THE EXERCISE: Look through the data below and return each line where "document" appears.
** Start RECORDS SHOWN **
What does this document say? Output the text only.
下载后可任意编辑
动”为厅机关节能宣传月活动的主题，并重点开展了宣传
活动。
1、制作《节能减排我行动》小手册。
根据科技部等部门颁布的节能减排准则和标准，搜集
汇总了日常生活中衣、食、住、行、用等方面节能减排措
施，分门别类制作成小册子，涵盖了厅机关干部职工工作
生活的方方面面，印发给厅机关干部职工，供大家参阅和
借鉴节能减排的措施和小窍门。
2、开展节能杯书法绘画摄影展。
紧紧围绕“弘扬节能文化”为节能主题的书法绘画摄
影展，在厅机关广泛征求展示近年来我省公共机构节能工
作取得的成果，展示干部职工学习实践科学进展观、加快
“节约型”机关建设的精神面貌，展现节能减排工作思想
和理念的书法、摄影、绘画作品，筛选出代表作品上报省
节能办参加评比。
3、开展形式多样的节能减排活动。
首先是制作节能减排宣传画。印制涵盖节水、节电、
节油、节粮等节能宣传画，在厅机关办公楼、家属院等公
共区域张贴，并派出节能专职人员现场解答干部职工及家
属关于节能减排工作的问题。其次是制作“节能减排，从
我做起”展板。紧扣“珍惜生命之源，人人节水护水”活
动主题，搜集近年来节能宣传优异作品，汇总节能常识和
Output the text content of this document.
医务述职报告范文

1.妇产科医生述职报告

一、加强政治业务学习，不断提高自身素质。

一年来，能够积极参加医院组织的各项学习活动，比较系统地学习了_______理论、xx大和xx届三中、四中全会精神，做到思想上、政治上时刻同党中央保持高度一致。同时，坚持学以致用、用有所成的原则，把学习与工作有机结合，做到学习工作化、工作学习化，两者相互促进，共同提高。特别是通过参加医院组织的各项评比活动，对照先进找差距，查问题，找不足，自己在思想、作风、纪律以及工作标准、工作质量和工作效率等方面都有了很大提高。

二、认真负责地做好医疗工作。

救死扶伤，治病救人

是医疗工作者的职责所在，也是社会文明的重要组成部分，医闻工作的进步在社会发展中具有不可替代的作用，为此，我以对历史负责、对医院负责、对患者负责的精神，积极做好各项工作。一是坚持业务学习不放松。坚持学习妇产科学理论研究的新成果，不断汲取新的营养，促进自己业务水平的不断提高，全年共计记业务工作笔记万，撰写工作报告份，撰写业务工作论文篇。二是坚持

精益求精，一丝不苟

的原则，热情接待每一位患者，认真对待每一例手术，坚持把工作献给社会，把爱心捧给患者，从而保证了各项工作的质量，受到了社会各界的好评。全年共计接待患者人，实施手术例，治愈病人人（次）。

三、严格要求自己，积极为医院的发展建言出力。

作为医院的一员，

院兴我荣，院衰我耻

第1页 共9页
** End RECORDS SHOWN **
SOLUTION:
What does this document say? Output the text only.
Output the text content of this document.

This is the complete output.